**THE PROBLEM**
Make an exact copy of all the records.

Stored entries
▶
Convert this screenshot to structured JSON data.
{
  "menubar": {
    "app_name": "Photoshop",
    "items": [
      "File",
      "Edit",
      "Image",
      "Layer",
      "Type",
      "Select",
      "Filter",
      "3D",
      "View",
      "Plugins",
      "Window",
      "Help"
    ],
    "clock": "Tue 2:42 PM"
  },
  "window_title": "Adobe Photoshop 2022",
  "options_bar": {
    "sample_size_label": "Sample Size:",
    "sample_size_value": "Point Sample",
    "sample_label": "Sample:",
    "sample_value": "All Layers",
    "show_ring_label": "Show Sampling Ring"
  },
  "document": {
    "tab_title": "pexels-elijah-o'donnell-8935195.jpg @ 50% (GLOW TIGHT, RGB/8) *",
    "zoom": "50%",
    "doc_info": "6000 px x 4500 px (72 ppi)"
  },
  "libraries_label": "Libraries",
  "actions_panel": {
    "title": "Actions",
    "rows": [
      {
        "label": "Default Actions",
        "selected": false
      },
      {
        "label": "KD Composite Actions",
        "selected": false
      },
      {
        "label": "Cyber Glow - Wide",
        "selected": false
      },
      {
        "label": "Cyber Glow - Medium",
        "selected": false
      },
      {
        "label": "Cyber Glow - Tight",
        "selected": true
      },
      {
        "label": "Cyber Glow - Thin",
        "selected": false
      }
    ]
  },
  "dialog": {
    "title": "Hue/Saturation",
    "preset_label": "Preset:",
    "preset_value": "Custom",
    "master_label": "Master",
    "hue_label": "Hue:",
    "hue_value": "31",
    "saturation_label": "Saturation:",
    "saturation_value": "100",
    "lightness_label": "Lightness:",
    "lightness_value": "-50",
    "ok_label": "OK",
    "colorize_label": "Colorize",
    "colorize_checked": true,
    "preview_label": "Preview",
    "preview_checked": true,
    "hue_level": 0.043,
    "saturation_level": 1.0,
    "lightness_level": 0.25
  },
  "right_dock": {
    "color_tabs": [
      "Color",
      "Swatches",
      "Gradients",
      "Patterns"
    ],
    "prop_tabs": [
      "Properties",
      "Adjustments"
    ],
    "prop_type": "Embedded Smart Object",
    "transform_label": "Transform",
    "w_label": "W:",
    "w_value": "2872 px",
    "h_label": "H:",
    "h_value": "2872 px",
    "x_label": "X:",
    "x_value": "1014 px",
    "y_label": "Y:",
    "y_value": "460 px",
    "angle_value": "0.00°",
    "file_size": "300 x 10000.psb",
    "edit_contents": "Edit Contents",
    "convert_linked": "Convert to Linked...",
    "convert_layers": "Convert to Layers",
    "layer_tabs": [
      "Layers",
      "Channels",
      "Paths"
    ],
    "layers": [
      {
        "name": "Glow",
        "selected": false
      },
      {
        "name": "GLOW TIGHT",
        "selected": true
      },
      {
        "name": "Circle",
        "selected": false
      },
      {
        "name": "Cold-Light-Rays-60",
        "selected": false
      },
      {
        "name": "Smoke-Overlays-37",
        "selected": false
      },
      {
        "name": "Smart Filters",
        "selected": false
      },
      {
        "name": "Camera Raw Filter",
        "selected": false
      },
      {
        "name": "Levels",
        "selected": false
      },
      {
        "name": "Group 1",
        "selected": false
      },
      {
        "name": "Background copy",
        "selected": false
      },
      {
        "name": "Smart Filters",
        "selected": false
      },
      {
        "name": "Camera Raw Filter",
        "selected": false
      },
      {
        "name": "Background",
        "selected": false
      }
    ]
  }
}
◀
**ANSWER TO THE PROBLEM**
Convert this screenshot to structured JSON data.
{
  "menubar": {
    "app_name": "Photoshop",
    "items": [
      "File",
      "Edit",
      "Image",
      "Layer",
      "Type",
      "Select",
      "Filter",
      "3D",
      "View",
      "Plugins",
      "Window",
      "Help"
    ],
    "clock": "Tue 2:42 PM"
  },
  "window_title": "Adobe Photoshop 2022",
  "options_bar": {
    "sample_size_label": "Sample Size:",
    "sample_size_value": "Point Sample",
    "sample_label": "Sample:",
    "sample_value": "All Layers",
    "show_ring_label": "Show Sampling Ring"
  },
  "document": {
    "tab_title": "pexels-elijah-o'donnell-8935195.jpg @ 50% (GLOW TIGHT, RGB/8) *",
    "zoom": "50%",
    "doc_info": "6000 px x 4500 px (72 ppi)"
  },
  "libraries_label": "Libraries",
  "actions_panel": {
    "title": "Actions",
    "rows": [
      {
        "label": "Default Actions",
        "selected": false
      },
      {
        "label": "KD Composite Actions",
        "selected": false
      },
      {
        "label": "Cyber Glow - Wide",
        "selected": false
      },
      {
        "label": "Cyber Glow - Medium",
        "selected": false
      },
      {
        "label": "Cyber Glow - Tight",
        "selected": true
      },
      {
        "label": "Cyber Glow - Thin",
        "selected": false
      }
    ]
  },
  "dialog": {
    "title": "Hue/Saturation",
    "preset_label": "Preset:",
    "preset_value": "Custom",
    "master_label": "Master",
    "hue_label": "Hue:",
    "hue_value": "31",
    "saturation_label": "Saturation:",
    "saturation_value": "100",
    "lightness_label": "Lightness:",
    "lightness_value": "-50",
    "ok_label": "OK",
    "colorize_label": "Colorize",
    "colorize_checked": true,
    "preview_label": "Preview",
    "preview_checked": true,
    "hue_level": 0.043,
    "saturation_level": 1.0,
    "lightness_level": 0.25
  },
  "right_dock": {
    "color_tabs": [
      "Color",
      "Swatches",
      "Gradients",
      "Patterns"
    ],
    "prop_tabs": [
      "Properties",
      "Adjustments"
    ],
    "prop_type": "Embedded Smart Object",
    "transform_label": "Transform",
    "w_label": "W:",
    "w_value": "2872 px",
    "h_label": "H:",
    "h_value": "2872 px",
    "x_label": "X:",
    "x_value": "1014 px",
    "y_label": "Y:",
    "y_value": "460 px",
    "angle_value": "0.00°",
    "file_size": "300 x 10000.psb",
    "edit_contents": "Edit Contents",
    "convert_linked": "Convert to Linked...",
    "convert_layers": "Convert to Layers",
    "layer_tabs": [
      "Layers",
      "Channels",
      "Paths"
    ],
    "layers": [
      {
        "name": "Glow",
        "selected": false
      },
      {
        "name": "GLOW TIGHT",
        "selected": true
      },
      {
        "name": "Circle",
        "selected": false
      },
      {
        "name": "Cold-Light-Rays-60",
        "selected": false
      },
      {
        "name": "Smoke-Overlays-37",
        "selected": false
      },
      {
        "name": "Smart Filters",
        "selected": false
      },
      {
        "name": "Camera Raw Filter",
        "selected": false
      },
      {
        "name": "Levels",
        "selected": false
      },
      {
        "name": "Group 1",
        "selected": false
      },
      {
        "name": "Background copy",
        "selected": false
      },
      {
        "name": "Smart Filters",
        "selected": false
      },
      {
        "name": "Camera Raw Filter",
        "selected": false
      },
      {
        "name": "Background",
        "selected": false
      }
    ]
  }
}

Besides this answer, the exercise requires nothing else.